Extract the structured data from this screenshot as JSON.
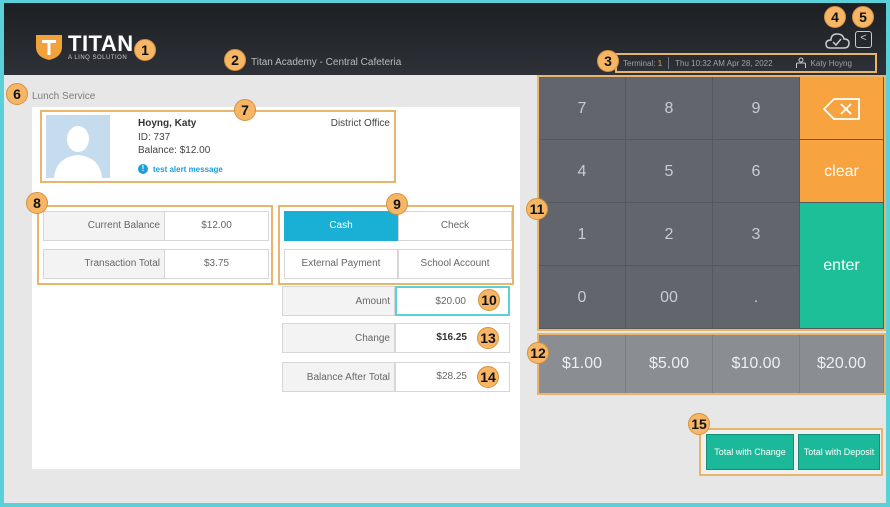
{
  "header": {
    "logo_title": "TITAN",
    "logo_subtitle": "A LINQ SOLUTION",
    "school_name": "Titan Academy - Central Cafeteria",
    "terminal_label": "Terminal:",
    "terminal_number": "1",
    "datetime": "Thu 10:32 AM Apr 28, 2022",
    "user_name": "Katy Hoyng",
    "back_glyph": "<"
  },
  "service": {
    "label": "Lunch Service"
  },
  "student": {
    "name": "Hoyng, Katy",
    "id": "ID: 737",
    "balance": "Balance: $12.00",
    "location": "District Office",
    "alert": "test alert message",
    "alert_glyph": "!"
  },
  "balances": {
    "current_label": "Current Balance",
    "current_value": "$12.00",
    "transaction_label": "Transaction Total",
    "transaction_value": "$3.75"
  },
  "payment": {
    "cash": "Cash",
    "check": "Check",
    "external": "External Payment",
    "school_account": "School Account",
    "selected": "Cash"
  },
  "calc": {
    "amount_label": "Amount",
    "amount_value": "$20.00",
    "change_label": "Change",
    "change_value": "$16.25",
    "after_label": "Balance After Total",
    "after_value": "$28.25"
  },
  "keypad": {
    "k7": "7",
    "k8": "8",
    "k9": "9",
    "k4": "4",
    "k5": "5",
    "k6": "6",
    "k1": "1",
    "k2": "2",
    "k3": "3",
    "k0": "0",
    "k00": "00",
    "kdot": ".",
    "clear": "clear",
    "enter": "enter"
  },
  "quick_amounts": {
    "q1": "$1.00",
    "q5": "$5.00",
    "q10": "$10.00",
    "q20": "$20.00"
  },
  "actions": {
    "total_change": "Total with Change",
    "total_deposit": "Total with Deposit"
  },
  "badges": {
    "b1": "1",
    "b2": "2",
    "b3": "3",
    "b4": "4",
    "b5": "5",
    "b6": "6",
    "b7": "7",
    "b8": "8",
    "b9": "9",
    "b10": "10",
    "b11": "11",
    "b12": "12",
    "b13": "13",
    "b14": "14",
    "b15": "15"
  },
  "icons": {
    "logo": "shield-icon",
    "cloud": "cloud-check-icon",
    "back": "chevron-left-icon",
    "user": "user-icon",
    "backspace": "backspace-icon",
    "alert": "alert-icon",
    "avatar": "avatar-silhouette-icon"
  },
  "colors": {
    "accent": "#1ab0d6",
    "teal": "#1cbf98",
    "orange": "#f7a340",
    "annotation": "#f7b665"
  }
}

***

=== REQUEST ===
Reproduce the whole listing above word for word, but not its pictures.

=== TASK RESPONSE ===
Extract the structured data from this screenshot as JSON.
{
  "header": {
    "logo_title": "TITAN",
    "logo_subtitle": "A LINQ SOLUTION",
    "school_name": "Titan Academy - Central Cafeteria",
    "terminal_label": "Terminal:",
    "terminal_number": "1",
    "datetime": "Thu 10:32 AM Apr 28, 2022",
    "user_name": "Katy Hoyng",
    "back_glyph": "<"
  },
  "service": {
    "label": "Lunch Service"
  },
  "student": {
    "name": "Hoyng, Katy",
    "id": "ID: 737",
    "balance": "Balance: $12.00",
    "location": "District Office",
    "alert": "test alert message",
    "alert_glyph": "!"
  },
  "balances": {
    "current_label": "Current Balance",
    "current_value": "$12.00",
    "transaction_label": "Transaction Total",
    "transaction_value": "$3.75"
  },
  "payment": {
    "cash": "Cash",
    "check": "Check",
    "external": "External Payment",
    "school_account": "School Account",
    "selected": "Cash"
  },
  "calc": {
    "amount_label": "Amount",
    "amount_value": "$20.00",
    "change_label": "Change",
    "change_value": "$16.25",
    "after_label": "Balance After Total",
    "after_value": "$28.25"
  },
  "keypad": {
    "k7": "7",
    "k8": "8",
    "k9": "9",
    "k4": "4",
    "k5": "5",
    "k6": "6",
    "k1": "1",
    "k2": "2",
    "k3": "3",
    "k0": "0",
    "k00": "00",
    "kdot": ".",
    "clear": "clear",
    "enter": "enter"
  },
  "quick_amounts": {
    "q1": "$1.00",
    "q5": "$5.00",
    "q10": "$10.00",
    "q20": "$20.00"
  },
  "actions": {
    "total_change": "Total with Change",
    "total_deposit": "Total with Deposit"
  },
  "badges": {
    "b1": "1",
    "b2": "2",
    "b3": "3",
    "b4": "4",
    "b5": "5",
    "b6": "6",
    "b7": "7",
    "b8": "8",
    "b9": "9",
    "b10": "10",
    "b11": "11",
    "b12": "12",
    "b13": "13",
    "b14": "14",
    "b15": "15"
  },
  "icons": {
    "logo": "shield-icon",
    "cloud": "cloud-check-icon",
    "back": "chevron-left-icon",
    "user": "user-icon",
    "backspace": "backspace-icon",
    "alert": "alert-icon",
    "avatar": "avatar-silhouette-icon"
  },
  "colors": {
    "accent": "#1ab0d6",
    "teal": "#1cbf98",
    "orange": "#f7a340",
    "annotation": "#f7b665"
  }
}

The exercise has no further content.